Work required:
Repeat the material exactly, leaving nothing out.

Records shown:
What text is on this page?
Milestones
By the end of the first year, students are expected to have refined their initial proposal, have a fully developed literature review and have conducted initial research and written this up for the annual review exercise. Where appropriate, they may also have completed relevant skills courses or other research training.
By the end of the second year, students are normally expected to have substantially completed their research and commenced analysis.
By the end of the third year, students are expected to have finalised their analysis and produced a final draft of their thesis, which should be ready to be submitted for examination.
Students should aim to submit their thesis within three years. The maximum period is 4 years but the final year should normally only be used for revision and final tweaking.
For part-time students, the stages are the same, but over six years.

Result:
What text is on this page?
Milestones
By the end of the first year, students are expected to have refined their initial proposal, have a fully developed literature review and have conducted initial research and written this up for the annual review exercise. Where appropriate, they may also have completed relevant skills courses or other research training.
By the end of the second year, students are normally expected to have substantially completed their research and commenced analysis.
By the end of the third year, students are expected to have finalised their analysis and produced a final draft of their thesis, which should be ready to be submitted for examination.
Students should aim to submit their thesis within three years. The maximum period is 4 years but the final year should normally only be used for revision and final tweaking.
For part-time students, the stages are the same, but over six years.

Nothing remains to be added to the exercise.